Work out the number of lines containing "July". Answer with nothing but that number.

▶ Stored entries
>>>
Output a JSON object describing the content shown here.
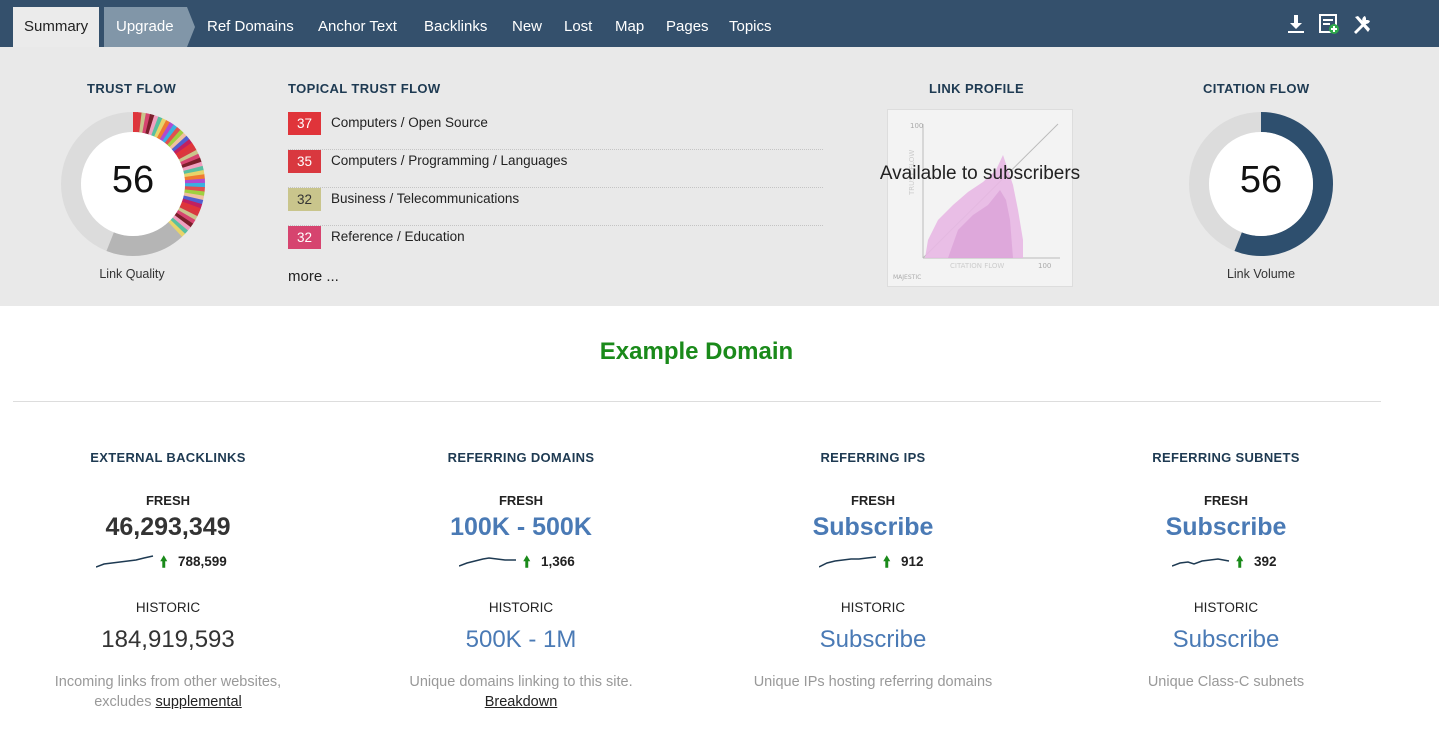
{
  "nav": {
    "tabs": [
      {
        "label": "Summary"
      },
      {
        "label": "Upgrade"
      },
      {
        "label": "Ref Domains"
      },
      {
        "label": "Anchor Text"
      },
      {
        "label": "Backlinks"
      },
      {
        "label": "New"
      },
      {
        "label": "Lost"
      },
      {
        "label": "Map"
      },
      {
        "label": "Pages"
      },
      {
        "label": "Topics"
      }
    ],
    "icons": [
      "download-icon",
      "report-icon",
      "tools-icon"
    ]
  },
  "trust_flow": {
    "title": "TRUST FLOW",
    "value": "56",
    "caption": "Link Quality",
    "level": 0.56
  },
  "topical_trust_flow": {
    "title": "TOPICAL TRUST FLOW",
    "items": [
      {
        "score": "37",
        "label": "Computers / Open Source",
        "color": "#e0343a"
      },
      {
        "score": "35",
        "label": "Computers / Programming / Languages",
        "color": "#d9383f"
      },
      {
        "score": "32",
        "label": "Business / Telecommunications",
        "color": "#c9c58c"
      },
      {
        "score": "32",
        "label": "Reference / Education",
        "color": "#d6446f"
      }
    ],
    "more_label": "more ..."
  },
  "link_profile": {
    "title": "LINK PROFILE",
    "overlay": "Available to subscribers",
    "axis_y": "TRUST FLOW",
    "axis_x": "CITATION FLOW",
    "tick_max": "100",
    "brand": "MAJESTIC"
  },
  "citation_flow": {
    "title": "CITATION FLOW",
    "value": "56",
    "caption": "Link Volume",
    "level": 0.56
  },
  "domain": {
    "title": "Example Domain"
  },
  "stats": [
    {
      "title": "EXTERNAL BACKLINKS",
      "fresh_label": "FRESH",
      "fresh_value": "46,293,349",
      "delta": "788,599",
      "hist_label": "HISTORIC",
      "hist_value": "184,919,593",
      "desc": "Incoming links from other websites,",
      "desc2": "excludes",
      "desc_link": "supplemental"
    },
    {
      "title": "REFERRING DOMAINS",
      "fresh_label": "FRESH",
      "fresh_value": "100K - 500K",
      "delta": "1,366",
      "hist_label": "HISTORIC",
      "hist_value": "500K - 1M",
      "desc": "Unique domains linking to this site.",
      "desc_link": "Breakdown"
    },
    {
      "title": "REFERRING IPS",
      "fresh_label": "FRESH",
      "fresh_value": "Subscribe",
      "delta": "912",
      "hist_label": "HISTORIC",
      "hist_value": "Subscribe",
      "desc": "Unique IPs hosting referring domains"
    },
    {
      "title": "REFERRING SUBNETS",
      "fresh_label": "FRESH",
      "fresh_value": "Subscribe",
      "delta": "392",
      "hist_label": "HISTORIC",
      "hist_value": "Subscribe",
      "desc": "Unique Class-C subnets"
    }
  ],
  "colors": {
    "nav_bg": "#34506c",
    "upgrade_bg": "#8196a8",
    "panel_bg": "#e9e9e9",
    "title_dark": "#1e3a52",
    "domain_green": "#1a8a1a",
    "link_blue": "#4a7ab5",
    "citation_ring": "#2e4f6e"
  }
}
<<<
>>>
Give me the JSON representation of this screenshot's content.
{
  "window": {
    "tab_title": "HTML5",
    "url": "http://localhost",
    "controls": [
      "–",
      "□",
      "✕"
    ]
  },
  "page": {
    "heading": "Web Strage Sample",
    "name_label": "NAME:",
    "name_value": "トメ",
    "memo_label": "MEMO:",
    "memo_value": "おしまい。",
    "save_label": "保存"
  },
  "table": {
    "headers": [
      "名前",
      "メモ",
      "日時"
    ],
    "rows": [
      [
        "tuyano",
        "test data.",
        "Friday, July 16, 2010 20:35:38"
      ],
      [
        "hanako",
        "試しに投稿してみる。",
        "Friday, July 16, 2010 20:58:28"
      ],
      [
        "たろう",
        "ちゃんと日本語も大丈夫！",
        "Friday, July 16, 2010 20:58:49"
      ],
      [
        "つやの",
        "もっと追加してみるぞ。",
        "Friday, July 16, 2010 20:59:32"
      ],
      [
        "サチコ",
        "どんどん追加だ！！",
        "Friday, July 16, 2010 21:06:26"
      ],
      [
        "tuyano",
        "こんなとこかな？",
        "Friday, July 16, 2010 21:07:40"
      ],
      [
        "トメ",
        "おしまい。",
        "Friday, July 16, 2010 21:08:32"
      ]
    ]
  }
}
<<<
▶ Result
7